(Records from a collection)
++++++++++

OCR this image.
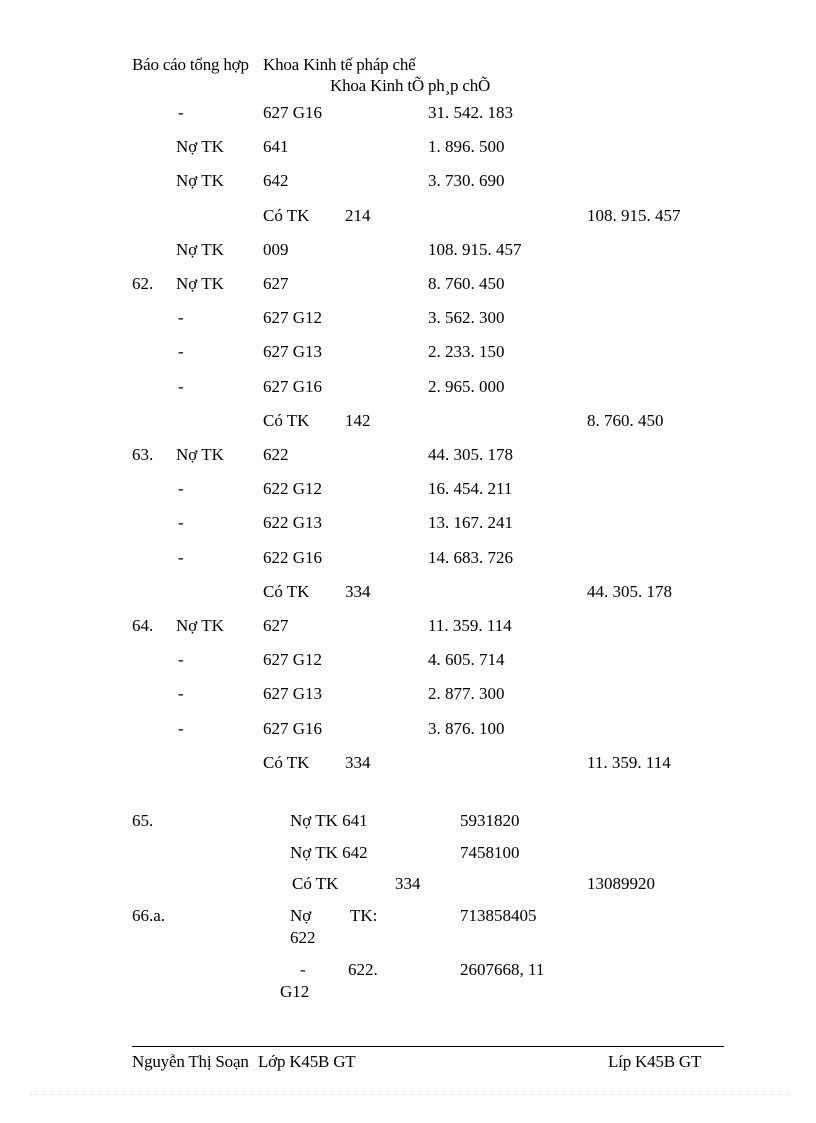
Báo cáo tổng hợp Khoa Kinh tế pháp chế
Khoa Kinh tÕ ph¸p chÕ
-	627 G16	31. 542. 183
Nợ TK 641	1. 896. 500
Nợ TK 642	3. 730. 690
Có TK 214	108. 915. 457
Nợ TK 009	108. 915. 457
62. Nợ TK 627	8. 760. 450
-	627 G12	3. 562. 300
-	627 G13	2. 233. 150
-	627 G16	2. 965. 000
Có TK 142	8. 760. 450
63. Nợ TK 622	44. 305. 178
-	622 G12	16. 454. 211
-	622 G13	13. 167. 241
-	622 G16	14. 683. 726
Có TK 334	44. 305. 178
64. Nợ TK 627	11. 359. 114
-	627 G12	4. 605. 714
-	627 G13	2. 877. 300
-	627 G16	3. 876. 100
Có TK 334	11. 359. 114
65.	Nợ TK 641	5931820
Nợ TK 642	7458100
Có TK	334	13089920
66.a.	Nợ TK:	713858405
622
- 622.	2607668, 11
G12
Nguyễn Thị Soạn Lớp K45B GT	Líp K45B GT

++++++++++

**What you should do**
Pick out each line containing the string "Khoa" and copy it.

**Task output**
Báo cáo tổng hợp Khoa Kinh tế pháp chế
Khoa Kinh tÕ ph¸p chÕ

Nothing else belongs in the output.